### TEXT SEGMENT
Some interesting take on this from Deutsche Bank:

"Bubble watchers point out median earnings multiples for Chinese technology stocks are twice US peer valuations at their dot.com peak. More worrying perhaps is a health-goods-from-deer-antlers producer on 70 times, the seamless underwear manufacturer on 90 times or those school uniform and ketchup makers on 330 times"


China curbed the flood of money going into real estate, trying to prevent that market from over-heating and crashing (which has led to a falling real estate market).

That money has redirected into equities. China saw three million new stock trading accounts opened in just the first two weeks of April.

China has been flooding their economy with truly massive sums of liquidity and debt the last five years. It will continue to redirect into available assets until it gets destroyed in a crash (which will be in the form of a huge stock market crash, soon).

This is end of the line for China's boom phase. They're almost perfectly repeating what Japan went through as their growth boom came to a halt, including the mistakes (extreme debt, asset bubbles in real estate and stocks, etc), and other signals such as demographic decline and 'deflation.'


These China bubble stories on HN are very amusing. I can remember a few in the past suddenly filled with commenters writing in broken English that there was no bubble for X, Y, Z reasons. While I did not at the time, I now wonder if some of our commenters here are employed by the Chinese government.

I've been following Michael Pettis quite closely. Great analyst, understands and explains the global balance of payments very well, lives in China, etc. His opinion has moved from 'China needs to rebalance' to wording that sounds like he's not sure there is going to be much growth for a long time.

China's growth for some time has been the result of malinvestment on a massive scale. At minimum since 2008, possibly even before that. The factories that we think could be productive and producing things people really want at the right price could be in that position because of very negative inputs (unaccounted for pollution, interest rates being subsidized by someone else, etc.) Fundamentally, when you have an economy growing at a rate above the interest rate, many companies can just overgrow their debt while taking on new debt. Unprofitable operations can be hidden for decades.

It is now within the realm of possibility that China could see 1-2% growth for decades ahead. In short term, I would expect negative GDP growth. Based on what has happened to the price of oil (and other raw materials), and the drop in high end consumption due to a 'corruption crackdown' this could already be underway.

In general this should be a good thing. Certainly it is for the environment and climate change.


> filled with commenters writing in broken English that there was no bubble for X, Y, Z reasons.

### GIVEN ENTRIES
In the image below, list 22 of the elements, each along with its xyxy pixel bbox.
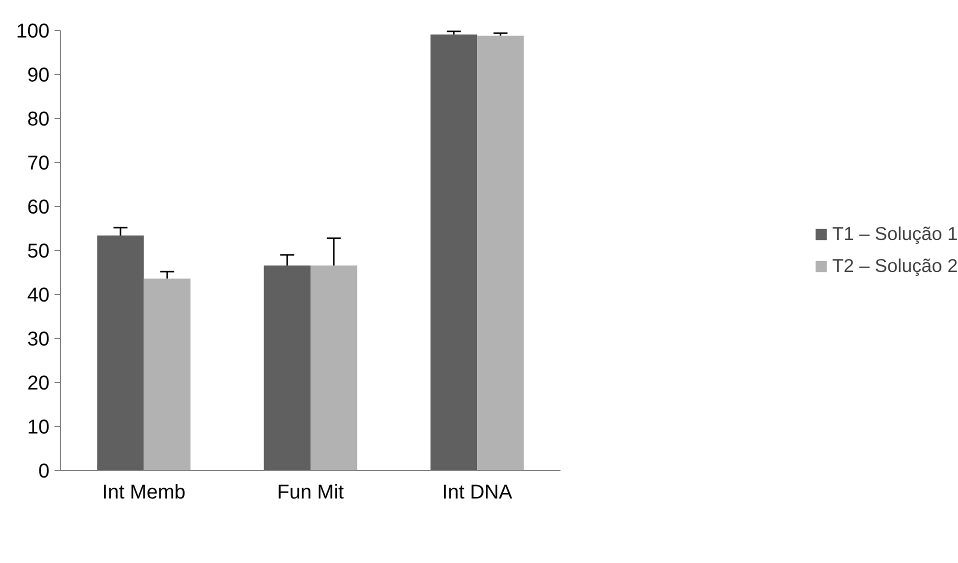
y-tick-label: 50 bbox=[27, 240, 50, 262]
x-tick-label: Fun Mit bbox=[277, 482, 344, 504]
y-tick-label: 70 bbox=[27, 152, 50, 174]
legend-label: T2 – Solução 2 bbox=[832, 255, 958, 277]
y-tick-label: 10 bbox=[27, 416, 50, 438]
bar bbox=[477, 36, 524, 470]
bar bbox=[264, 265, 310, 470]
y-tick-label: 60 bbox=[27, 196, 50, 218]
y-tick-label: 0 bbox=[38, 460, 50, 482]
x-tick-label: Int DNA bbox=[442, 482, 513, 504]
y-tick-label: 100 bbox=[16, 20, 50, 42]
x-tick-label: Int Memb bbox=[102, 482, 186, 504]
y-tick-label: 80 bbox=[27, 108, 50, 130]
bar bbox=[97, 236, 144, 470]
y-tick-label: 90 bbox=[27, 64, 50, 86]
y-tick-label: 40 bbox=[27, 284, 50, 306]
bar bbox=[144, 278, 190, 470]
bar bbox=[430, 34, 478, 470]
y-tick-label: 20 bbox=[27, 372, 50, 394]
y-tick-label: 30 bbox=[27, 328, 50, 350]
legend-label: T1 – Solução 1 bbox=[832, 223, 958, 245]
bar bbox=[310, 265, 358, 470]
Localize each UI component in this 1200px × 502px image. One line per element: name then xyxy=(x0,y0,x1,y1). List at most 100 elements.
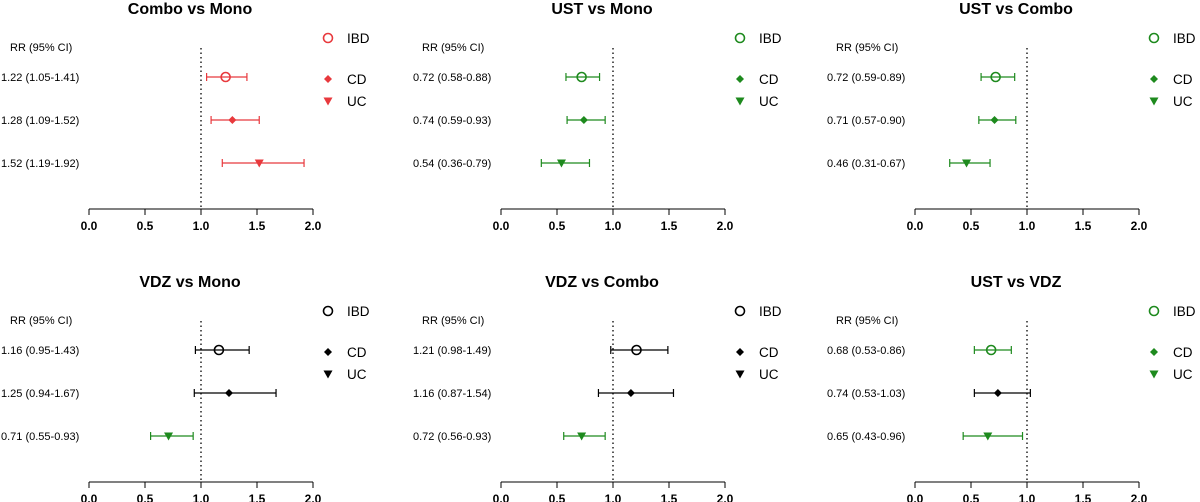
forest-panel: VDZ vs Combo RR (95% CI) 0.0 0.5 1.0 1.5 2.0 1.… xyxy=(413,274,782,502)
rr-ci-label: 0.54 (0.36-0.79) xyxy=(413,158,491,170)
rr-ci-label: 0.46 (0.31-0.67) xyxy=(827,158,905,170)
rr-ci-label: 0.72 (0.59-0.89) xyxy=(827,72,905,84)
legend: IBD CD UC xyxy=(1148,304,1196,382)
x-tick-label: 1.0 xyxy=(1019,219,1036,233)
x-tick-label: 0.5 xyxy=(137,492,154,502)
point-estimate-cd xyxy=(579,116,588,124)
x-tick-label: 2.0 xyxy=(305,219,322,233)
forest-panel: UST vs VDZ RR (95% CI) 0.0 0.5 1.0 1.5 2.0 0.68… xyxy=(827,274,1196,502)
panel-title: VDZ vs Mono xyxy=(139,274,241,291)
x-tick-label: 0.0 xyxy=(81,492,98,502)
legend-marker-cd xyxy=(736,348,744,356)
column-header: RR (95% CI) xyxy=(836,315,898,327)
legend-label: IBD xyxy=(1173,304,1196,319)
panel-title: UST vs Combo xyxy=(959,1,1073,18)
x-tick-label: 1.5 xyxy=(661,492,678,502)
legend: IBD CD UC xyxy=(322,304,370,382)
rr-ci-label: 1.16 (0.95-1.43) xyxy=(1,345,79,357)
forest-panel: UST vs Combo RR (95% CI) 0.0 0.5 1.0 1.5 2.0 0.… xyxy=(827,1,1196,233)
rr-ci-label: 0.72 (0.58-0.88) xyxy=(413,72,491,84)
x-tick-label: 2.0 xyxy=(717,219,734,233)
x-tick-label: 1.5 xyxy=(249,492,266,502)
column-header: RR (95% CI) xyxy=(10,315,72,327)
x-tick-label: 0.5 xyxy=(963,219,980,233)
legend-label: UC xyxy=(1173,94,1193,109)
x-tick-label: 0.5 xyxy=(549,492,566,502)
forest-panel: VDZ vs Mono RR (95% CI) 0.0 0.5 1.0 1.5 2.0 1.1… xyxy=(1,274,370,502)
point-estimate-ibd xyxy=(990,71,1001,83)
legend-label: UC xyxy=(347,94,367,109)
point-estimate-cd xyxy=(225,389,233,397)
x-tick-label: 1.5 xyxy=(661,219,678,233)
point-estimate-cd xyxy=(990,116,999,124)
point-estimate-cd xyxy=(626,389,635,397)
x-tick-label: 2.0 xyxy=(305,492,322,502)
point-estimate-ibd xyxy=(220,71,231,83)
forest-panel: Combo vs Mono RR (95% CI) 0.0 0.5 1.0 1.5 2.0 1… xyxy=(1,1,370,233)
rr-ci-label: 1.28 (1.09-1.52) xyxy=(1,115,79,127)
legend-marker-uc xyxy=(735,97,745,106)
legend-marker-ibd xyxy=(322,305,334,317)
point-estimate-ibd xyxy=(213,344,225,356)
rr-ci-label: 1.22 (1.05-1.41) xyxy=(1,72,79,84)
legend: IBD CD UC xyxy=(1148,31,1196,109)
legend-label: IBD xyxy=(1173,31,1196,46)
legend-label: IBD xyxy=(759,31,782,46)
rr-ci-label: 1.25 (0.94-1.67) xyxy=(1,388,79,400)
legend-marker-uc xyxy=(1149,97,1159,106)
x-tick-label: 0.5 xyxy=(963,492,980,502)
x-tick-label: 1.5 xyxy=(1075,492,1092,502)
rr-ci-label: 1.52 (1.19-1.92) xyxy=(1,158,79,170)
column-header: RR (95% CI) xyxy=(10,42,72,54)
legend-marker-uc xyxy=(1149,370,1159,379)
legend-label: CD xyxy=(347,345,367,360)
x-tick-label: 0.0 xyxy=(907,219,924,233)
panel-title: VDZ vs Combo xyxy=(545,274,659,291)
point-estimate-uc xyxy=(254,159,264,168)
legend-label: UC xyxy=(759,367,779,382)
legend-label: UC xyxy=(1173,367,1193,382)
rr-ci-label: 0.72 (0.56-0.93) xyxy=(413,431,491,443)
legend-label: CD xyxy=(1173,345,1193,360)
legend-label: IBD xyxy=(347,31,370,46)
legend-marker-ibd xyxy=(322,32,334,44)
rr-ci-label: 0.65 (0.43-0.96) xyxy=(827,431,905,443)
x-tick-label: 1.0 xyxy=(605,219,622,233)
point-estimate-uc xyxy=(556,159,566,168)
legend-label: CD xyxy=(759,345,779,360)
legend-label: IBD xyxy=(347,304,370,319)
legend-marker-ibd xyxy=(734,32,746,44)
x-tick-label: 1.5 xyxy=(249,219,266,233)
legend-label: CD xyxy=(347,72,367,87)
x-tick-label: 1.0 xyxy=(1019,492,1036,502)
legend-label: CD xyxy=(1173,72,1193,87)
rr-ci-label: 0.71 (0.57-0.90) xyxy=(827,115,905,127)
legend: IBD CD UC xyxy=(322,31,370,109)
point-estimate-ibd xyxy=(985,344,997,356)
x-tick-label: 1.0 xyxy=(605,492,622,502)
panel-title: UST vs Mono xyxy=(551,1,653,18)
rr-ci-label: 1.21 (0.98-1.49) xyxy=(413,345,491,357)
legend: IBD CD UC xyxy=(734,304,782,382)
legend-marker-ibd xyxy=(734,305,746,317)
legend-marker-cd xyxy=(1150,75,1158,83)
x-tick-label: 2.0 xyxy=(1131,492,1148,502)
legend-marker-uc xyxy=(323,370,333,379)
point-estimate-uc xyxy=(962,159,972,168)
x-tick-label: 0.5 xyxy=(137,219,154,233)
rr-ci-label: 0.74 (0.59-0.93) xyxy=(413,115,491,127)
x-tick-label: 0.0 xyxy=(907,492,924,502)
legend-marker-uc xyxy=(323,97,333,106)
column-header: RR (95% CI) xyxy=(422,42,484,54)
legend-label: IBD xyxy=(759,304,782,319)
rr-ci-label: 0.68 (0.53-0.86) xyxy=(827,345,905,357)
forest-panel: UST vs Mono RR (95% CI) 0.0 0.5 1.0 1.5 2.0 0.7… xyxy=(413,1,782,233)
x-tick-label: 1.5 xyxy=(1075,219,1092,233)
point-estimate-uc xyxy=(164,432,174,441)
panel-title: UST vs VDZ xyxy=(971,274,1062,291)
column-header: RR (95% CI) xyxy=(422,315,484,327)
x-tick-label: 0.0 xyxy=(493,492,510,502)
rr-ci-label: 1.16 (0.87-1.54) xyxy=(413,388,491,400)
legend-marker-cd xyxy=(736,75,744,83)
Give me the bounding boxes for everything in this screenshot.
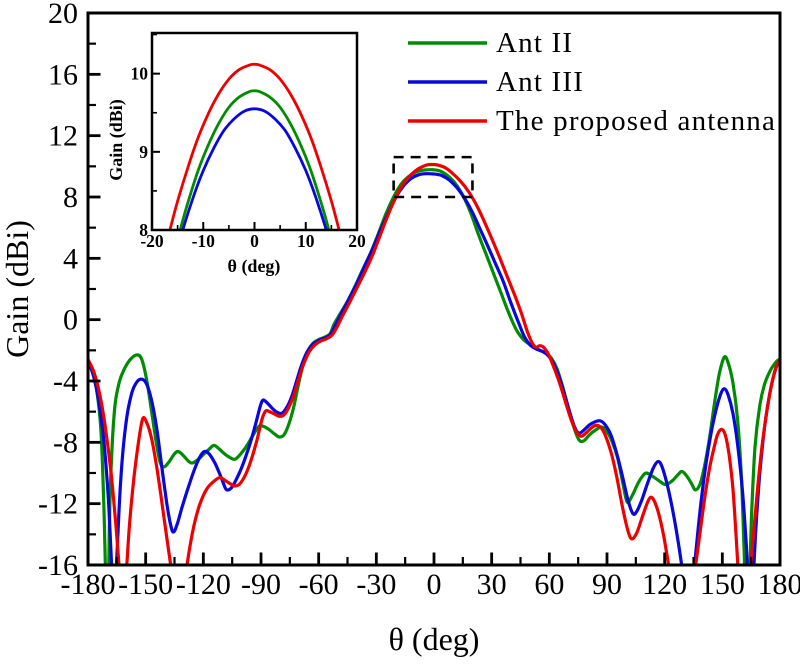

### EXERCISE
Update the China stock bubble discussion, starting with "Some interesting take" and going on through "real estate market).", by writing that passage out again with "real estate" changed to "property".

### OUTPUT OF THE TASK
Some interesting take on this from Deutsche Bank:

"Bubble watchers point out median earnings multiples for Chinese technology stocks are twice US peer valuations at their dot.com peak. More worrying perhaps is a health-goods-from-deer-antlers producer on 70 times, the seamless underwear manufacturer on 90 times or those school uniform and ketchup makers on 330 times"


China curbed the flood of money going into property, trying to prevent that market from over-heating and crashing (which has led to a falling property market).